# What to do
Copy everything in the data below exactly except the pictures.

# Supplied records
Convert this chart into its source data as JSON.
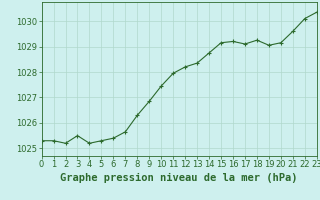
{
  "x": [
    0,
    1,
    2,
    3,
    4,
    5,
    6,
    7,
    8,
    9,
    10,
    11,
    12,
    13,
    14,
    15,
    16,
    17,
    18,
    19,
    20,
    21,
    22,
    23
  ],
  "y": [
    1025.3,
    1025.3,
    1025.2,
    1025.5,
    1025.2,
    1025.3,
    1025.4,
    1025.65,
    1026.3,
    1026.85,
    1027.45,
    1027.95,
    1028.2,
    1028.35,
    1028.75,
    1029.15,
    1029.2,
    1029.1,
    1029.25,
    1029.05,
    1029.15,
    1029.6,
    1030.1,
    1030.35
  ],
  "line_color": "#2d6a2d",
  "marker_color": "#2d6a2d",
  "bg_color": "#cef0ee",
  "grid_color": "#b0d8cc",
  "xlabel": "Graphe pression niveau de la mer (hPa)",
  "xlim": [
    0,
    23
  ],
  "ylim": [
    1024.7,
    1030.75
  ],
  "yticks": [
    1025,
    1026,
    1027,
    1028,
    1029,
    1030
  ],
  "xtick_labels": [
    "0",
    "1",
    "2",
    "3",
    "4",
    "5",
    "6",
    "7",
    "8",
    "9",
    "10",
    "11",
    "12",
    "13",
    "14",
    "15",
    "16",
    "17",
    "18",
    "19",
    "20",
    "21",
    "22",
    "23"
  ],
  "title_fontsize": 7.5,
  "tick_fontsize": 6,
  "marker_size": 2.5,
  "line_width": 0.8
}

# Correct result
Convert this chart into its source data as JSON.
{
  "x": [
    0,
    1,
    2,
    3,
    4,
    5,
    6,
    7,
    8,
    9,
    10,
    11,
    12,
    13,
    14,
    15,
    16,
    17,
    18,
    19,
    20,
    21,
    22,
    23
  ],
  "y": [
    1025.3,
    1025.3,
    1025.2,
    1025.5,
    1025.2,
    1025.3,
    1025.4,
    1025.65,
    1026.3,
    1026.85,
    1027.45,
    1027.95,
    1028.2,
    1028.35,
    1028.75,
    1029.15,
    1029.2,
    1029.1,
    1029.25,
    1029.05,
    1029.15,
    1029.6,
    1030.1,
    1030.35
  ],
  "line_color": "#2d6a2d",
  "marker_color": "#2d6a2d",
  "bg_color": "#cef0ee",
  "grid_color": "#b0d8cc",
  "xlabel": "Graphe pression niveau de la mer (hPa)",
  "xlim": [
    0,
    23
  ],
  "ylim": [
    1024.7,
    1030.75
  ],
  "yticks": [
    1025,
    1026,
    1027,
    1028,
    1029,
    1030
  ],
  "xtick_labels": [
    "0",
    "1",
    "2",
    "3",
    "4",
    "5",
    "6",
    "7",
    "8",
    "9",
    "10",
    "11",
    "12",
    "13",
    "14",
    "15",
    "16",
    "17",
    "18",
    "19",
    "20",
    "21",
    "22",
    "23"
  ],
  "title_fontsize": 7.5,
  "tick_fontsize": 6,
  "marker_size": 2.5,
  "line_width": 0.8
}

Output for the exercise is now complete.